Stored data entries
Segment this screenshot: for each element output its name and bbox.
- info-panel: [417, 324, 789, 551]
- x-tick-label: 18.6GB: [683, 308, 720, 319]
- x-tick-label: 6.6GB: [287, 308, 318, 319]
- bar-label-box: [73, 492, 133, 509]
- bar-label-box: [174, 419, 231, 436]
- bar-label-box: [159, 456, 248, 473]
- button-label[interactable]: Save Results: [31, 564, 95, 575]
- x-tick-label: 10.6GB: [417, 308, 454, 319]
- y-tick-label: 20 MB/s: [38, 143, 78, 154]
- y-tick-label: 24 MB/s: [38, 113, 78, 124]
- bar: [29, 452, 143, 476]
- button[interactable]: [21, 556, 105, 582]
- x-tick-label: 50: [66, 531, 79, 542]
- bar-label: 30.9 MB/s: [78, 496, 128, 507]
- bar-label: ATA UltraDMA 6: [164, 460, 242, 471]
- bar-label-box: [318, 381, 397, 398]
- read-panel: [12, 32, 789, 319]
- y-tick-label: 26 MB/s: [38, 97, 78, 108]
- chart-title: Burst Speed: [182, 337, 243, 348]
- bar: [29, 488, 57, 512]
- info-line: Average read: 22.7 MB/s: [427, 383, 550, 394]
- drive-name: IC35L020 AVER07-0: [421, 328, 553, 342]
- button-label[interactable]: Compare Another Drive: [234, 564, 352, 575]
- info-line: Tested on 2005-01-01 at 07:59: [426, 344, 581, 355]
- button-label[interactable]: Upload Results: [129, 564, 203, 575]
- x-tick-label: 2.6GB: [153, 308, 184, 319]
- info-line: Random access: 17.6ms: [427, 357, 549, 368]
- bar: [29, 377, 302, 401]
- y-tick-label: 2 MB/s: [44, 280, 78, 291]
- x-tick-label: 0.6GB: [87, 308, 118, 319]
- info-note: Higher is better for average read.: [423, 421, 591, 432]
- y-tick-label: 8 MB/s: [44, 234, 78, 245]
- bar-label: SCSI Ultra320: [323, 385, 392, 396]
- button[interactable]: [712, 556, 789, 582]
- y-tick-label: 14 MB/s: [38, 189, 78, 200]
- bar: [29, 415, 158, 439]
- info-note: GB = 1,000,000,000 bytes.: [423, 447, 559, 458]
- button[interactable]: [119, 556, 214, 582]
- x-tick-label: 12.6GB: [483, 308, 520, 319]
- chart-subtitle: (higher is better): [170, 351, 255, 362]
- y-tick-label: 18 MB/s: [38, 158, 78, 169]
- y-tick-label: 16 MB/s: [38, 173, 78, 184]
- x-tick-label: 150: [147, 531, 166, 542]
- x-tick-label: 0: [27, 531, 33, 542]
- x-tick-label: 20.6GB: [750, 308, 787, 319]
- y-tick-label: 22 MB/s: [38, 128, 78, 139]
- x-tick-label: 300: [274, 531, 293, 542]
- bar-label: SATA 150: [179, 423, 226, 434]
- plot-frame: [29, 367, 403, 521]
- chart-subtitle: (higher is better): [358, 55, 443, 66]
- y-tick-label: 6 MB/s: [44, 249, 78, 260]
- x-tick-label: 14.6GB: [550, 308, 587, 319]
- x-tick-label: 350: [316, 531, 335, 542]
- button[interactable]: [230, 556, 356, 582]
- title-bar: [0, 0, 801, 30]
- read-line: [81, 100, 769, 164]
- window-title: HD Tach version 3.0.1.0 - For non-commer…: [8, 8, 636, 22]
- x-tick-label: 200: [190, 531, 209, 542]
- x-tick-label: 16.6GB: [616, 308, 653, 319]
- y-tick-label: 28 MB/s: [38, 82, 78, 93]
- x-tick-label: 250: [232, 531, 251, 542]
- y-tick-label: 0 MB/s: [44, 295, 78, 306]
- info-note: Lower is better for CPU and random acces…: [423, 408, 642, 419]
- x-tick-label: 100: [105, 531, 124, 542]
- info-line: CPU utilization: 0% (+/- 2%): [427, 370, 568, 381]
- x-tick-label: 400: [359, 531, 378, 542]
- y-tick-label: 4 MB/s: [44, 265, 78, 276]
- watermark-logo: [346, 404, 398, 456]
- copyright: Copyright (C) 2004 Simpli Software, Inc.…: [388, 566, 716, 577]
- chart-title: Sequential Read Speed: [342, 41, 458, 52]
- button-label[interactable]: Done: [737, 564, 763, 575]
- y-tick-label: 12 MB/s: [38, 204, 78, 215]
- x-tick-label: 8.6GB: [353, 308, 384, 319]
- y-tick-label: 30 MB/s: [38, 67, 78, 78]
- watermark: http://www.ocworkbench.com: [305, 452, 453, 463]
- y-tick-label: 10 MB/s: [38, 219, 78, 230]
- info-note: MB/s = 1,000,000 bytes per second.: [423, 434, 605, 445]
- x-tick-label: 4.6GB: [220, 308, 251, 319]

- Aim
Output every item above again without a single change.

- Solution for this exercise
Segment this screenshot: for each element output its name and bbox.
- info-panel: [417, 324, 789, 551]
- x-tick-label: 18.6GB: [683, 308, 720, 319]
- x-tick-label: 6.6GB: [287, 308, 318, 319]
- bar-label-box: [73, 492, 133, 509]
- bar-label-box: [174, 419, 231, 436]
- bar-label-box: [159, 456, 248, 473]
- button-label[interactable]: Save Results: [31, 564, 95, 575]
- x-tick-label: 10.6GB: [417, 308, 454, 319]
- y-tick-label: 20 MB/s: [38, 143, 78, 154]
- y-tick-label: 24 MB/s: [38, 113, 78, 124]
- bar: [29, 452, 143, 476]
- button[interactable]: [21, 556, 105, 582]
- x-tick-label: 50: [66, 531, 79, 542]
- bar-label: 30.9 MB/s: [78, 496, 128, 507]
- bar-label: ATA UltraDMA 6: [164, 460, 242, 471]
- bar-label-box: [318, 381, 397, 398]
- read-panel: [12, 32, 789, 319]
- y-tick-label: 26 MB/s: [38, 97, 78, 108]
- chart-title: Burst Speed: [182, 337, 243, 348]
- bar: [29, 488, 57, 512]
- info-line: Average read: 22.7 MB/s: [427, 383, 550, 394]
- drive-name: IC35L020 AVER07-0: [421, 328, 553, 342]
- button-label[interactable]: Compare Another Drive: [234, 564, 352, 575]
- info-line: Tested on 2005-01-01 at 07:59: [426, 344, 581, 355]
- button-label[interactable]: Upload Results: [129, 564, 203, 575]
- x-tick-label: 2.6GB: [153, 308, 184, 319]
- info-line: Random access: 17.6ms: [427, 357, 549, 368]
- bar: [29, 377, 302, 401]
- y-tick-label: 2 MB/s: [44, 280, 78, 291]
- x-tick-label: 0.6GB: [87, 308, 118, 319]
- info-note: Higher is better for average read.: [423, 421, 591, 432]
- y-tick-label: 8 MB/s: [44, 234, 78, 245]
- bar-label: SCSI Ultra320: [323, 385, 392, 396]
- button[interactable]: [712, 556, 789, 582]
- y-tick-label: 14 MB/s: [38, 189, 78, 200]
- bar: [29, 415, 158, 439]
- info-note: GB = 1,000,000,000 bytes.: [423, 447, 559, 458]
- button[interactable]: [119, 556, 214, 582]
- x-tick-label: 12.6GB: [483, 308, 520, 319]
- chart-subtitle: (higher is better): [170, 351, 255, 362]
- y-tick-label: 18 MB/s: [38, 158, 78, 169]
- y-tick-label: 16 MB/s: [38, 173, 78, 184]
- x-tick-label: 150: [147, 531, 166, 542]
- x-tick-label: 0: [27, 531, 33, 542]
- x-tick-label: 20.6GB: [750, 308, 787, 319]
- y-tick-label: 22 MB/s: [38, 128, 78, 139]
- x-tick-label: 300: [274, 531, 293, 542]
- bar-label: SATA 150: [179, 423, 226, 434]
- plot-frame: [29, 367, 403, 521]
- chart-subtitle: (higher is better): [358, 55, 443, 66]
- y-tick-label: 6 MB/s: [44, 249, 78, 260]
- x-tick-label: 14.6GB: [550, 308, 587, 319]
- x-tick-label: 350: [316, 531, 335, 542]
- button[interactable]: [230, 556, 356, 582]
- title-bar: [0, 0, 801, 30]
- read-line: [81, 100, 769, 164]
- window-title: HD Tach version 3.0.1.0 - For non-commer…: [8, 8, 636, 22]
- x-tick-label: 200: [190, 531, 209, 542]
- x-tick-label: 16.6GB: [616, 308, 653, 319]
- y-tick-label: 28 MB/s: [38, 82, 78, 93]
- x-tick-label: 250: [232, 531, 251, 542]
- y-tick-label: 0 MB/s: [44, 295, 78, 306]
- info-note: Lower is better for CPU and random acces…: [423, 408, 642, 419]
- x-tick-label: 100: [105, 531, 124, 542]
- info-line: CPU utilization: 0% (+/- 2%): [427, 370, 568, 381]
- x-tick-label: 400: [359, 531, 378, 542]
- y-tick-label: 4 MB/s: [44, 265, 78, 276]
- watermark-logo: [346, 404, 398, 456]
- copyright: Copyright (C) 2004 Simpli Software, Inc.…: [388, 566, 716, 577]
- chart-title: Sequential Read Speed: [342, 41, 458, 52]
- button-label[interactable]: Done: [737, 564, 763, 575]
- y-tick-label: 12 MB/s: [38, 204, 78, 215]
- x-tick-label: 8.6GB: [353, 308, 384, 319]
- y-tick-label: 30 MB/s: [38, 67, 78, 78]
- watermark: http://www.ocworkbench.com: [305, 452, 453, 463]
- y-tick-label: 10 MB/s: [38, 219, 78, 230]
- info-note: MB/s = 1,000,000 bytes per second.: [423, 434, 605, 445]
- x-tick-label: 4.6GB: [220, 308, 251, 319]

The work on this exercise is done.